:: Aim ::
Your task is to output the data exactly as it stands.
--- Begin The input ---
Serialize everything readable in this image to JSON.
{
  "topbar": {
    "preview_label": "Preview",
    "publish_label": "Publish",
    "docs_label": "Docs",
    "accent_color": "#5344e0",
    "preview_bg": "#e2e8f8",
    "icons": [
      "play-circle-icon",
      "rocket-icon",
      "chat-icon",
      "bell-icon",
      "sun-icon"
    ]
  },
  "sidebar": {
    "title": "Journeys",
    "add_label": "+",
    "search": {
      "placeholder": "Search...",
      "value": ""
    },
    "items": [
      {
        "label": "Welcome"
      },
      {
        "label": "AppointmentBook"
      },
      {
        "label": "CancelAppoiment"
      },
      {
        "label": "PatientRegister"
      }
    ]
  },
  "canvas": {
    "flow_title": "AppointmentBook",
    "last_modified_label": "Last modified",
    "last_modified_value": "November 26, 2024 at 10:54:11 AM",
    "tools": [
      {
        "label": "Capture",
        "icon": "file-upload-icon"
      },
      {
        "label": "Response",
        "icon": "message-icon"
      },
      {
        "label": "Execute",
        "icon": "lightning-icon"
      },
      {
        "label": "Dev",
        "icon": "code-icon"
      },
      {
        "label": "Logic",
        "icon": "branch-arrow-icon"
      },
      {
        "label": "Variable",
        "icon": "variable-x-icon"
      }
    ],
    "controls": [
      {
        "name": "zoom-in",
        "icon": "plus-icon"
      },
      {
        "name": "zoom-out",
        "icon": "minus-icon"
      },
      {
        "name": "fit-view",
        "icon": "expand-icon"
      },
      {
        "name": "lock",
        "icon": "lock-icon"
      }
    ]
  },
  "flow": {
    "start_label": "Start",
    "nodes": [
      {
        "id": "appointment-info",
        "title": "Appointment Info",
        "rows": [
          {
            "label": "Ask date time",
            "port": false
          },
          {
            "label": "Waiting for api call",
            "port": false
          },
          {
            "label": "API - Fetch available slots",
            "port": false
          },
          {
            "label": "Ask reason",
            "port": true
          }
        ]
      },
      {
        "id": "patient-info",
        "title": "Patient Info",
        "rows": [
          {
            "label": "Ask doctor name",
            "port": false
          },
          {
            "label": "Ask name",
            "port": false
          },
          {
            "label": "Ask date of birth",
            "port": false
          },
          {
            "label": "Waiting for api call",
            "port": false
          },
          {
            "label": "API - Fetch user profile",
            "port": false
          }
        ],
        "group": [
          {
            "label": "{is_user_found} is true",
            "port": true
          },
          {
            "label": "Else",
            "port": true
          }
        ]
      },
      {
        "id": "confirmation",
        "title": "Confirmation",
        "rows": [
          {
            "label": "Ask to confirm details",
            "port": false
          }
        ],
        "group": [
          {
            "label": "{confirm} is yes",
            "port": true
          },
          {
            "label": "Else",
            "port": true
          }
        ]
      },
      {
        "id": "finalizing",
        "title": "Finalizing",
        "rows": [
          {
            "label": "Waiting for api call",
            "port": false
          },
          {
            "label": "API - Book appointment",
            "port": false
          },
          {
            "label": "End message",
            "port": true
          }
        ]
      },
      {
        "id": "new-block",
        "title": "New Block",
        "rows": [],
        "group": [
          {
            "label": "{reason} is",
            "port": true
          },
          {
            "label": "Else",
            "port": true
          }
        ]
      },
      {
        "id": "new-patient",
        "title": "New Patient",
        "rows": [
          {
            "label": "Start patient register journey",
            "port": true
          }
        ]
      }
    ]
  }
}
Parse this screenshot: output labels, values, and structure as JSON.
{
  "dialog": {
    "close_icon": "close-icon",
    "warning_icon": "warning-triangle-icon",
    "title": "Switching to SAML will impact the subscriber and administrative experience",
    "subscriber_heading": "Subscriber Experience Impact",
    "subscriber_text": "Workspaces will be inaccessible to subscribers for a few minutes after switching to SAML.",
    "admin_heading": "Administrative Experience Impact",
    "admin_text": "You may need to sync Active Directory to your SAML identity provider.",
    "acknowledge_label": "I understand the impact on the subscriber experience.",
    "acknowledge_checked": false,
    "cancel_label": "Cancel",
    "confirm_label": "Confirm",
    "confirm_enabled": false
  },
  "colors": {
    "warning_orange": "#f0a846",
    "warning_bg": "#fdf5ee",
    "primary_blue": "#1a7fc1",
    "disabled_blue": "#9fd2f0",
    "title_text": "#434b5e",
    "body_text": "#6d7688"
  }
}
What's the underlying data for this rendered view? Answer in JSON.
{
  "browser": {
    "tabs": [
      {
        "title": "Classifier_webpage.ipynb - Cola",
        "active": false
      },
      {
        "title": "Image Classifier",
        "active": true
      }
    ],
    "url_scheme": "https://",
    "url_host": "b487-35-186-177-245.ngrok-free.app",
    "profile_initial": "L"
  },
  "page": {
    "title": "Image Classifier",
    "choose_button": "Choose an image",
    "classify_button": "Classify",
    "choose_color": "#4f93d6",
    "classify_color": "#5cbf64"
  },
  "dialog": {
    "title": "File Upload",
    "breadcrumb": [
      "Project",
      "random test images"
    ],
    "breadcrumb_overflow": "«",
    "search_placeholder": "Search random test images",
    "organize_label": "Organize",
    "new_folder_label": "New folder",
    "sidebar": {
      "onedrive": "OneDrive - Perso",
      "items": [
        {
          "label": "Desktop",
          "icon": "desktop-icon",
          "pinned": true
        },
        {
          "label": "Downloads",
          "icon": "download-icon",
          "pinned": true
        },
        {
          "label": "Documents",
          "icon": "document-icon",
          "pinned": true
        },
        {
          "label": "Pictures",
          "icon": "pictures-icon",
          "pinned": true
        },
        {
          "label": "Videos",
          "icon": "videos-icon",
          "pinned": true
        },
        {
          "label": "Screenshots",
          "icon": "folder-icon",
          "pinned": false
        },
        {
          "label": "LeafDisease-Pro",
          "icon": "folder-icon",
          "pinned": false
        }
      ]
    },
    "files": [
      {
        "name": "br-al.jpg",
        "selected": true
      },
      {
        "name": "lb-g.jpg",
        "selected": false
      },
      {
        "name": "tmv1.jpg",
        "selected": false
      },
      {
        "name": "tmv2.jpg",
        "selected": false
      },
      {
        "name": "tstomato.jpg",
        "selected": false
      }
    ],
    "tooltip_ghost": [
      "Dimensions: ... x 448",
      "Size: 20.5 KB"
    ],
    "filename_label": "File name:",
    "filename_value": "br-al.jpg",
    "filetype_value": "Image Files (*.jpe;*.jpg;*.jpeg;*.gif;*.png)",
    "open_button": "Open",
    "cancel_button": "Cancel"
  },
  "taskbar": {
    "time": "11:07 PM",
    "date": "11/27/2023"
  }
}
--- End The input ---
:: Task output ::
Serialize everything readable in this image to JSON.
{
  "topbar": {
    "preview_label": "Preview",
    "publish_label": "Publish",
    "docs_label": "Docs",
    "accent_color": "#5344e0",
    "preview_bg": "#e2e8f8",
    "icons": [
      "play-circle-icon",
      "rocket-icon",
      "chat-icon",
      "bell-icon",
      "sun-icon"
    ]
  },
  "sidebar": {
    "title": "Journeys",
    "add_label": "+",
    "search": {
      "placeholder": "Search...",
      "value": ""
    },
    "items": [
      {
        "label": "Welcome"
      },
      {
        "label": "AppointmentBook"
      },
      {
        "label": "CancelAppoiment"
      },
      {
        "label": "PatientRegister"
      }
    ]
  },
  "canvas": {
    "flow_title": "AppointmentBook",
    "last_modified_label": "Last modified",
    "last_modified_value": "November 26, 2024 at 10:54:11 AM",
    "tools": [
      {
        "label": "Capture",
        "icon": "file-upload-icon"
      },
      {
        "label": "Response",
        "icon": "message-icon"
      },
      {
        "label": "Execute",
        "icon": "lightning-icon"
      },
      {
        "label": "Dev",
        "icon": "code-icon"
      },
      {
        "label": "Logic",
        "icon": "branch-arrow-icon"
      },
      {
        "label": "Variable",
        "icon": "variable-x-icon"
      }
    ],
    "controls": [
      {
        "name": "zoom-in",
        "icon": "plus-icon"
      },
      {
        "name": "zoom-out",
        "icon": "minus-icon"
      },
      {
        "name": "fit-view",
        "icon": "expand-icon"
      },
      {
        "name": "lock",
        "icon": "lock-icon"
      }
    ]
  },
  "flow": {
    "start_label": "Start",
    "nodes": [
      {
        "id": "appointment-info",
        "title": "Appointment Info",
        "rows": [
          {
            "label": "Ask date time",
            "port": false
          },
          {
            "label": "Waiting for api call",
            "port": false
          },
          {
            "label": "API - Fetch available slots",
            "port": false
          },
          {
            "label": "Ask reason",
            "port": true
          }
        ]
      },
      {
        "id": "patient-info",
        "title": "Patient Info",
        "rows": [
          {
            "label": "Ask doctor name",
            "port": false
          },
          {
            "label": "Ask name",
            "port": false
          },
          {
            "label": "Ask date of birth",
            "port": false
          },
          {
            "label": "Waiting for api call",
            "port": false
          },
          {
            "label": "API - Fetch user profile",
            "port": false
          }
        ],
        "group": [
          {
            "label": "{is_user_found} is true",
            "port": true
          },
          {
            "label": "Else",
            "port": true
          }
        ]
      },
      {
        "id": "confirmation",
        "title": "Confirmation",
        "rows": [
          {
            "label": "Ask to confirm details",
            "port": false
          }
        ],
        "group": [
          {
            "label": "{confirm} is yes",
            "port": true
          },
          {
            "label": "Else",
            "port": true
          }
        ]
      },
      {
        "id": "finalizing",
        "title": "Finalizing",
        "rows": [
          {
            "label": "Waiting for api call",
            "port": false
          },
          {
            "label": "API - Book appointment",
            "port": false
          },
          {
            "label": "End message",
            "port": true
          }
        ]
      },
      {
        "id": "new-block",
        "title": "New Block",
        "rows": [],
        "group": [
          {
            "label": "{reason} is",
            "port": true
          },
          {
            "label": "Else",
            "port": true
          }
        ]
      },
      {
        "id": "new-patient",
        "title": "New Patient",
        "rows": [
          {
            "label": "Start patient register journey",
            "port": true
          }
        ]
      }
    ]
  }
}
Parse this screenshot: output labels, values, and structure as JSON.
{
  "dialog": {
    "close_icon": "close-icon",
    "warning_icon": "warning-triangle-icon",
    "title": "Switching to SAML will impact the subscriber and administrative experience",
    "subscriber_heading": "Subscriber Experience Impact",
    "subscriber_text": "Workspaces will be inaccessible to subscribers for a few minutes after switching to SAML.",
    "admin_heading": "Administrative Experience Impact",
    "admin_text": "You may need to sync Active Directory to your SAML identity provider.",
    "acknowledge_label": "I understand the impact on the subscriber experience.",
    "acknowledge_checked": false,
    "cancel_label": "Cancel",
    "confirm_label": "Confirm",
    "confirm_enabled": false
  },
  "colors": {
    "warning_orange": "#f0a846",
    "warning_bg": "#fdf5ee",
    "primary_blue": "#1a7fc1",
    "disabled_blue": "#9fd2f0",
    "title_text": "#434b5e",
    "body_text": "#6d7688"
  }
}
What's the underlying data for this rendered view? Answer in JSON.
{
  "browser": {
    "tabs": [
      {
        "title": "Classifier_webpage.ipynb - Cola",
        "active": false
      },
      {
        "title": "Image Classifier",
        "active": true
      }
    ],
    "url_scheme": "https://",
    "url_host": "b487-35-186-177-245.ngrok-free.app",
    "profile_initial": "L"
  },
  "page": {
    "title": "Image Classifier",
    "choose_button": "Choose an image",
    "classify_button": "Classify",
    "choose_color": "#4f93d6",
    "classify_color": "#5cbf64"
  },
  "dialog": {
    "title": "File Upload",
    "breadcrumb": [
      "Project",
      "random test images"
    ],
    "breadcrumb_overflow": "«",
    "search_placeholder": "Search random test images",
    "organize_label": "Organize",
    "new_folder_label": "New folder",
    "sidebar": {
      "onedrive": "OneDrive - Perso",
      "items": [
        {
          "label": "Desktop",
          "icon": "desktop-icon",
          "pinned": true
        },
        {
          "label": "Downloads",
          "icon": "download-icon",
          "pinned": true
        },
        {
          "label": "Documents",
          "icon": "document-icon",
          "pinned": true
        },
        {
          "label": "Pictures",
          "icon": "pictures-icon",
          "pinned": true
        },
        {
          "label": "Videos",
          "icon": "videos-icon",
          "pinned": true
        },
        {
          "label": "Screenshots",
          "icon": "folder-icon",
          "pinned": false
        },
        {
          "label": "LeafDisease-Pro",
          "icon": "folder-icon",
          "pinned": false
        }
      ]
    },
    "files": [
      {
        "name": "br-al.jpg",
        "selected": true
      },
      {
        "name": "lb-g.jpg",
        "selected": false
      },
      {
        "name": "tmv1.jpg",
        "selected": false
      },
      {
        "name": "tmv2.jpg",
        "selected": false
      },
      {
        "name": "tstomato.jpg",
        "selected": false
      }
    ],
    "tooltip_ghost": [
      "Dimensions: ... x 448",
      "Size: 20.5 KB"
    ],
    "filename_label": "File name:",
    "filename_value": "br-al.jpg",
    "filetype_value": "Image Files (*.jpe;*.jpg;*.jpeg;*.gif;*.png)",
    "open_button": "Open",
    "cancel_button": "Cancel"
  },
  "taskbar": {
    "time": "11:07 PM",
    "date": "11/27/2023"
  }
}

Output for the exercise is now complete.